(Records from a dataset)
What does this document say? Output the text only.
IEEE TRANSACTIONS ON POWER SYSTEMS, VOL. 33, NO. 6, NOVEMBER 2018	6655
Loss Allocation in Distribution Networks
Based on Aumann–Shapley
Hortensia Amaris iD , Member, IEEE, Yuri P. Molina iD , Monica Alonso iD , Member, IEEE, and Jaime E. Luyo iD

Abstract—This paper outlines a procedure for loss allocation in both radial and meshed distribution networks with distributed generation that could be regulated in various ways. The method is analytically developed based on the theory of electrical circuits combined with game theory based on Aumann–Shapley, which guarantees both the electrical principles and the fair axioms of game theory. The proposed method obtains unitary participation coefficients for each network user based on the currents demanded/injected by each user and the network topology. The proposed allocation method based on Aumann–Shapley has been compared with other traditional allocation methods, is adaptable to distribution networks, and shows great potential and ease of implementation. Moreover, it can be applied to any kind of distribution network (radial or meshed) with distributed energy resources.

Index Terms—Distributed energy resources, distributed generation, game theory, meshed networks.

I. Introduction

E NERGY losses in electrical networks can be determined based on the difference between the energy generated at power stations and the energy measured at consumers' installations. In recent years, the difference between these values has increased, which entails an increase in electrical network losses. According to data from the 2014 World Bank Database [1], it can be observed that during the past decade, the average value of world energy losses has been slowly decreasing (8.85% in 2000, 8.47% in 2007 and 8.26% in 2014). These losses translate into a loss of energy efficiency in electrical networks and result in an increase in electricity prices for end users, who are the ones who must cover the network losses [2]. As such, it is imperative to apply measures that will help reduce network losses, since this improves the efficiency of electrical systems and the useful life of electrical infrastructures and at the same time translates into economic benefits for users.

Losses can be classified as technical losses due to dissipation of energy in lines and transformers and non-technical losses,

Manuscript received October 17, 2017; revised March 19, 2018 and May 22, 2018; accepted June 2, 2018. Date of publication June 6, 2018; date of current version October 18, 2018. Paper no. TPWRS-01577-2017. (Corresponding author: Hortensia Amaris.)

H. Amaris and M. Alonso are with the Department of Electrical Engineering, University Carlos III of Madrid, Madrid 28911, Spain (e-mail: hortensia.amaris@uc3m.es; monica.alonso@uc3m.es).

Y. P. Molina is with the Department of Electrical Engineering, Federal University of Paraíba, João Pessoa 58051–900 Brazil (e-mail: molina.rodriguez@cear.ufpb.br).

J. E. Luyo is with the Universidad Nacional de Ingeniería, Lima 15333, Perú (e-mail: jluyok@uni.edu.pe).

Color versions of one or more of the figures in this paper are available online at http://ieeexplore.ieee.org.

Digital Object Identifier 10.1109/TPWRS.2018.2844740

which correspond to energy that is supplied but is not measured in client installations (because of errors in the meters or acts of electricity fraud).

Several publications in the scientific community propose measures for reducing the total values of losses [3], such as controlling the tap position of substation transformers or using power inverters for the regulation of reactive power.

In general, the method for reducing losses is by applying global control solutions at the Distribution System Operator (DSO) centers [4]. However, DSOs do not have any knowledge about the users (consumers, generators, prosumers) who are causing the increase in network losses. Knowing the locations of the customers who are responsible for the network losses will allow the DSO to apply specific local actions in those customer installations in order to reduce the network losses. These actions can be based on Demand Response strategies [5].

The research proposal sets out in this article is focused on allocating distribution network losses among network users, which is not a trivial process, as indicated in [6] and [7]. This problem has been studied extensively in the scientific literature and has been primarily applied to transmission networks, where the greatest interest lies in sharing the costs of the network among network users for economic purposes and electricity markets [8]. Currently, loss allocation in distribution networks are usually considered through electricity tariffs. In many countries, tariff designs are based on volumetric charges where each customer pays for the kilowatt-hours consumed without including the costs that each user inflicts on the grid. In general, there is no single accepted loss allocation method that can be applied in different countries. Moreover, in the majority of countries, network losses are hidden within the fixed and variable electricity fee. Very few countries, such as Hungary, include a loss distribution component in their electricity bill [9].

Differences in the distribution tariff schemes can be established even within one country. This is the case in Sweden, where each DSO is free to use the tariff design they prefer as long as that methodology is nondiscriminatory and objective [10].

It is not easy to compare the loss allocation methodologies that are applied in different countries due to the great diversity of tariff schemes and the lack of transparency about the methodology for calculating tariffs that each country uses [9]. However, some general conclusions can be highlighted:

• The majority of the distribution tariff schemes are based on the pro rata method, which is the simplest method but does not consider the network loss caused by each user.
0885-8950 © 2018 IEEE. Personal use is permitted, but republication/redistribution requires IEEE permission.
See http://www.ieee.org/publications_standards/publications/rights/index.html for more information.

_Short task_
Write out every entry again, keeping each line exactly the same.

_Finished answer_
What does this document say? Output the text only.
IEEE TRANSACTIONS ON POWER SYSTEMS, VOL. 33, NO. 6, NOVEMBER 2018	6655
Loss Allocation in Distribution Networks
Based on Aumann–Shapley
Hortensia Amaris iD , Member, IEEE, Yuri P. Molina iD , Monica Alonso iD , Member, IEEE, and Jaime E. Luyo iD

Abstract—This paper outlines a procedure for loss allocation in both radial and meshed distribution networks with distributed generation that could be regulated in various ways. The method is analytically developed based on the theory of electrical circuits combined with game theory based on Aumann–Shapley, which guarantees both the electrical principles and the fair axioms of game theory. The proposed method obtains unitary participation coefficients for each network user based on the currents demanded/injected by each user and the network topology. The proposed allocation method based on Aumann–Shapley has been compared with other traditional allocation methods, is adaptable to distribution networks, and shows great potential and ease of implementation. Moreover, it can be applied to any kind of distribution network (radial or meshed) with distributed energy resources.

Index Terms—Distributed energy resources, distributed generation, game theory, meshed networks.

I. Introduction

E NERGY losses in electrical networks can be determined based on the difference between the energy generated at power stations and the energy measured at consumers' installations. In recent years, the difference between these values has increased, which entails an increase in electrical network losses. According to data from the 2014 World Bank Database [1], it can be observed that during the past decade, the average value of world energy losses has been slowly decreasing (8.85% in 2000, 8.47% in 2007 and 8.26% in 2014). These losses translate into a loss of energy efficiency in electrical networks and result in an increase in electricity prices for end users, who are the ones who must cover the network losses [2]. As such, it is imperative to apply measures that will help reduce network losses, since this improves the efficiency of electrical systems and the useful life of electrical infrastructures and at the same time translates into economic benefits for users.

Losses can be classified as technical losses due to dissipation of energy in lines and transformers and non-technical losses,

Manuscript received October 17, 2017; revised March 19, 2018 and May 22, 2018; accepted June 2, 2018. Date of publication June 6, 2018; date of current version October 18, 2018. Paper no. TPWRS-01577-2017. (Corresponding author: Hortensia Amaris.)

H. Amaris and M. Alonso are with the Department of Electrical Engineering, University Carlos III of Madrid, Madrid 28911, Spain (e-mail: hortensia.amaris@uc3m.es; monica.alonso@uc3m.es).

Y. P. Molina is with the Department of Electrical Engineering, Federal University of Paraíba, João Pessoa 58051–900 Brazil (e-mail: molina.rodriguez@cear.ufpb.br).

J. E. Luyo is with the Universidad Nacional de Ingeniería, Lima 15333, Perú (e-mail: jluyok@uni.edu.pe).

Color versions of one or more of the figures in this paper are available online at http://ieeexplore.ieee.org.

Digital Object Identifier 10.1109/TPWRS.2018.2844740

which correspond to energy that is supplied but is not measured in client installations (because of errors in the meters or acts of electricity fraud).

Several publications in the scientific community propose measures for reducing the total values of losses [3], such as controlling the tap position of substation transformers or using power inverters for the regulation of reactive power.

In general, the method for reducing losses is by applying global control solutions at the Distribution System Operator (DSO) centers [4]. However, DSOs do not have any knowledge about the users (consumers, generators, prosumers) who are causing the increase in network losses. Knowing the locations of the customers who are responsible for the network losses will allow the DSO to apply specific local actions in those customer installations in order to reduce the network losses. These actions can be based on Demand Response strategies [5].

The research proposal sets out in this article is focused on allocating distribution network losses among network users, which is not a trivial process, as indicated in [6] and [7]. This problem has been studied extensively in the scientific literature and has been primarily applied to transmission networks, where the greatest interest lies in sharing the costs of the network among network users for economic purposes and electricity markets [8]. Currently, loss allocation in distribution networks are usually considered through electricity tariffs. In many countries, tariff designs are based on volumetric charges where each customer pays for the kilowatt-hours consumed without including the costs that each user inflicts on the grid. In general, there is no single accepted loss allocation method that can be applied in different countries. Moreover, in the majority of countries, network losses are hidden within the fixed and variable electricity fee. Very few countries, such as Hungary, include a loss distribution component in their electricity bill [9].

Differences in the distribution tariff schemes can be established even within one country. This is the case in Sweden, where each DSO is free to use the tariff design they prefer as long as that methodology is nondiscriminatory and objective [10].

It is not easy to compare the loss allocation methodologies that are applied in different countries due to the great diversity of tariff schemes and the lack of transparency about the methodology for calculating tariffs that each country uses [9]. However, some general conclusions can be highlighted:

• The majority of the distribution tariff schemes are based on the pro rata method, which is the simplest method but does not consider the network loss caused by each user.
0885-8950 © 2018 IEEE. Personal use is permitted, but republication/redistribution requires IEEE permission.
See http://www.ieee.org/publications_standards/publications/rights/index.html for more information.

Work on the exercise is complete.